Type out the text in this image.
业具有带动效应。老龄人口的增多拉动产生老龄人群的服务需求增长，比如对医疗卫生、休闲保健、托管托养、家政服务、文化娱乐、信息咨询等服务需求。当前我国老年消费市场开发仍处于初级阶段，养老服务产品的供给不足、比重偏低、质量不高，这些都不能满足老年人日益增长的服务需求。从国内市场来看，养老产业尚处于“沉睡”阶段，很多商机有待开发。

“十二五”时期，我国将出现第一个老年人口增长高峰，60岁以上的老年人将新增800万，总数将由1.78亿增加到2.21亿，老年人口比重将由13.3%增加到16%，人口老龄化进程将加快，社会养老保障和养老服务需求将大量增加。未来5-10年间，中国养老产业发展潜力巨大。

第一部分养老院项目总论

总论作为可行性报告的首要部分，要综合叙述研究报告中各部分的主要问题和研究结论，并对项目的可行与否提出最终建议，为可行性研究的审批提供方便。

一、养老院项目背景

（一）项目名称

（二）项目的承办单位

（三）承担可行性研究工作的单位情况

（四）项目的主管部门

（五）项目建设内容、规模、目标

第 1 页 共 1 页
:::
WHAT TO DO:
Extract the complete listing above, reproducing each line exactly.

TASK SOLUTION:
Type out the text in this image.
业具有带动效应。老龄人口的增多拉动产生老龄人群的服务需求增长，比如对医疗卫生、休闲保健、托管托养、家政服务、文化娱乐、信息咨询等服务需求。当前我国老年消费市场开发仍处于初级阶段，养老服务产品的供给不足、比重偏低、质量不高，这些都不能满足老年人日益增长的服务需求。从国内市场来看，养老产业尚处于“沉睡”阶段，很多商机有待开发。

“十二五”时期，我国将出现第一个老年人口增长高峰，60岁以上的老年人将新增800万，总数将由1.78亿增加到2.21亿，老年人口比重将由13.3%增加到16%，人口老龄化进程将加快，社会养老保障和养老服务需求将大量增加。未来5-10年间，中国养老产业发展潜力巨大。

第一部分养老院项目总论

总论作为可行性报告的首要部分，要综合叙述研究报告中各部分的主要问题和研究结论，并对项目的可行与否提出最终建议，为可行性研究的审批提供方便。

一、养老院项目背景

（一）项目名称

（二）项目的承办单位

（三）承担可行性研究工作的单位情况

（四）项目的主管部门

（五）项目建设内容、规模、目标

第 1 页 共 1 页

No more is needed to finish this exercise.